Exercise directions:
Return a copy of every line in the records that includes the word "title".

-- START Data shown --

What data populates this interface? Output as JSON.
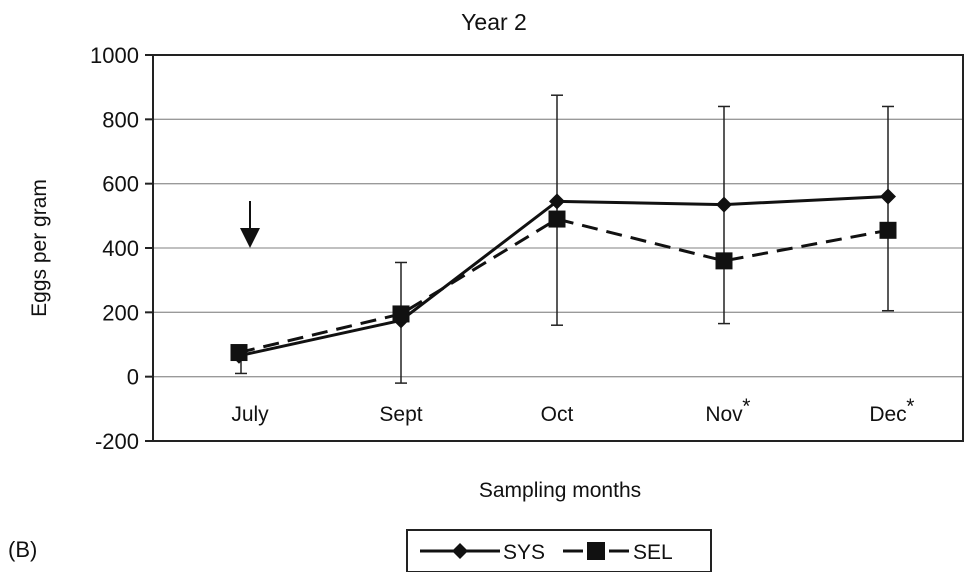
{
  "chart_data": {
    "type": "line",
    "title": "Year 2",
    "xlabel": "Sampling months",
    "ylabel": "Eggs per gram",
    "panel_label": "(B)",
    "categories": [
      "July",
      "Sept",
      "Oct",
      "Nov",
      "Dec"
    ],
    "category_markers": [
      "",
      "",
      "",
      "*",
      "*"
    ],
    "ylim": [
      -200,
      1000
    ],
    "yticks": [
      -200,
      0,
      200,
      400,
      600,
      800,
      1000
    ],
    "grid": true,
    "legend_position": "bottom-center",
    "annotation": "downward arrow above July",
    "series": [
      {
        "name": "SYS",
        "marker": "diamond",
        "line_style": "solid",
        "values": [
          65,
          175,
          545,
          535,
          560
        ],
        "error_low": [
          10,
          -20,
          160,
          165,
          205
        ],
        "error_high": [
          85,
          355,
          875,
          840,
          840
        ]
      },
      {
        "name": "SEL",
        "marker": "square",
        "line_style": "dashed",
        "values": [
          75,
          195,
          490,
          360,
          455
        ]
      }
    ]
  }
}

-- END Data shown --
-- START Data shown --

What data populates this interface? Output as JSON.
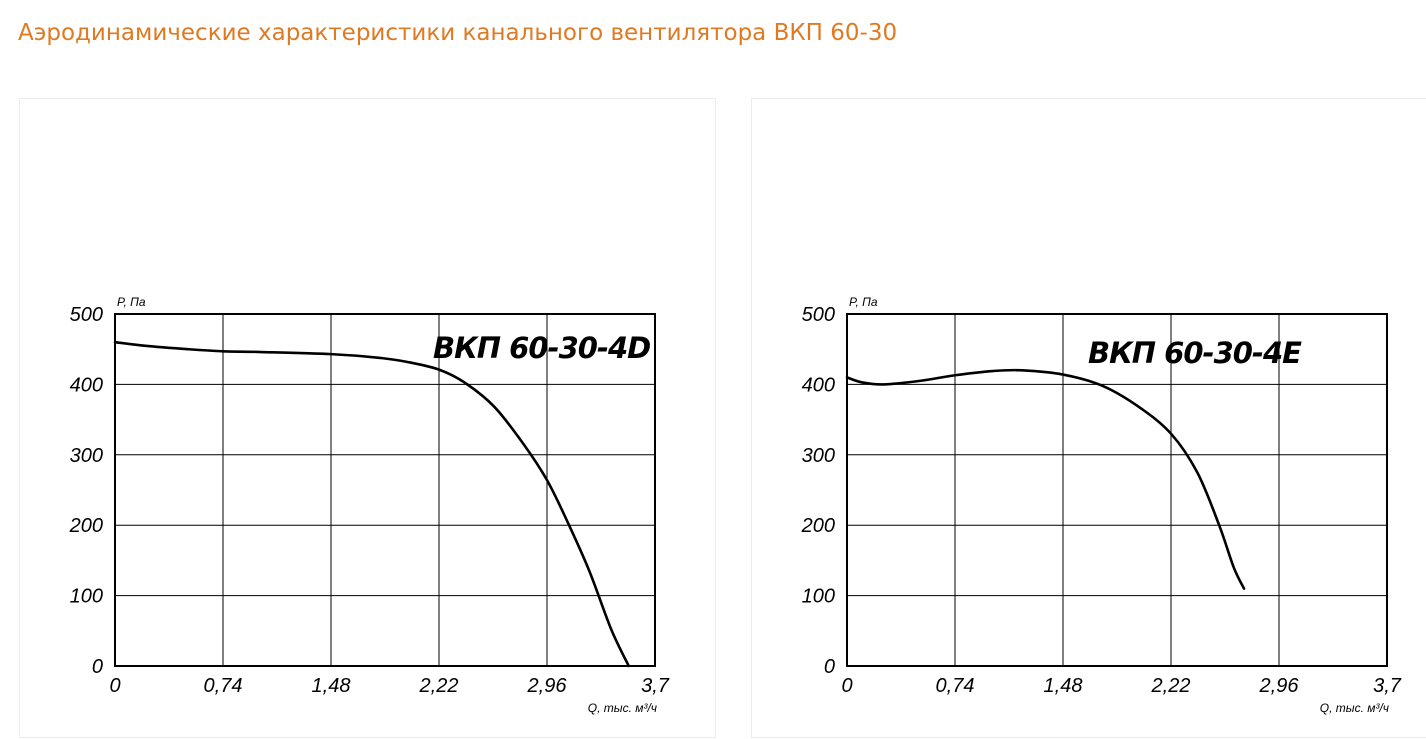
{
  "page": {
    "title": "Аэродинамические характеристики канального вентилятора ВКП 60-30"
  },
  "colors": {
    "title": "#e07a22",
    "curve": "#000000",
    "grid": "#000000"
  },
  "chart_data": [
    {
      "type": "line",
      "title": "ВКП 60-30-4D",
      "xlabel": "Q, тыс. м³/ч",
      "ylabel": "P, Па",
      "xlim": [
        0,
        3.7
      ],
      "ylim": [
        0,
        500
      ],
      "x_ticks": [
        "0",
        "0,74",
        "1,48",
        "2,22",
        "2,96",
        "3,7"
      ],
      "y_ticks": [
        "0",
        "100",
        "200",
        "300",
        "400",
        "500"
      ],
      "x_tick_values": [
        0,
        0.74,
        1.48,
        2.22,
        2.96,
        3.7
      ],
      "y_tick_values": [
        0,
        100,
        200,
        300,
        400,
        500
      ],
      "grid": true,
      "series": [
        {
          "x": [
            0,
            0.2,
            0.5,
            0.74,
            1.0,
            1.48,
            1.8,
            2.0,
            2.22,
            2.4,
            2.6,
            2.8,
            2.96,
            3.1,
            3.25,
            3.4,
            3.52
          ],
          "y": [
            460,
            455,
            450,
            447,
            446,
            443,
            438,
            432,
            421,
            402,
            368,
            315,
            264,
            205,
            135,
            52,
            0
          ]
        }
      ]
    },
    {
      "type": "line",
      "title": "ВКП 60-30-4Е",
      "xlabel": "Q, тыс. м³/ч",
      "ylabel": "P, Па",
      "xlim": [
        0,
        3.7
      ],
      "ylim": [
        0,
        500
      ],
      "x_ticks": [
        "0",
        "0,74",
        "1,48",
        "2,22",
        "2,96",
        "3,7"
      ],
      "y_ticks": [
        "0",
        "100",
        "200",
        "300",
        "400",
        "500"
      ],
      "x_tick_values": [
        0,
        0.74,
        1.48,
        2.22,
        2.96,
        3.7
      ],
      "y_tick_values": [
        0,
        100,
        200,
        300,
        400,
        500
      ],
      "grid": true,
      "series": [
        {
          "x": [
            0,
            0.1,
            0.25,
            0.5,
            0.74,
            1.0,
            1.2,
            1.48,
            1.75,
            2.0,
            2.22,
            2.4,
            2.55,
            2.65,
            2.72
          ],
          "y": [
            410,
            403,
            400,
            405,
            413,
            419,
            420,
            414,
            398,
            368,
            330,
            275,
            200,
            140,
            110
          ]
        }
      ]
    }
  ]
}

-- END Data shown --

Correct response:
    "title": "Year 2",
    "title": "Аэродинамические характеристики канального вентилятора ВКП 60-30"
    "title": "#e07a22",
      "title": "ВКП 60-30-4D",
      "title": "ВКП 60-30-4Е",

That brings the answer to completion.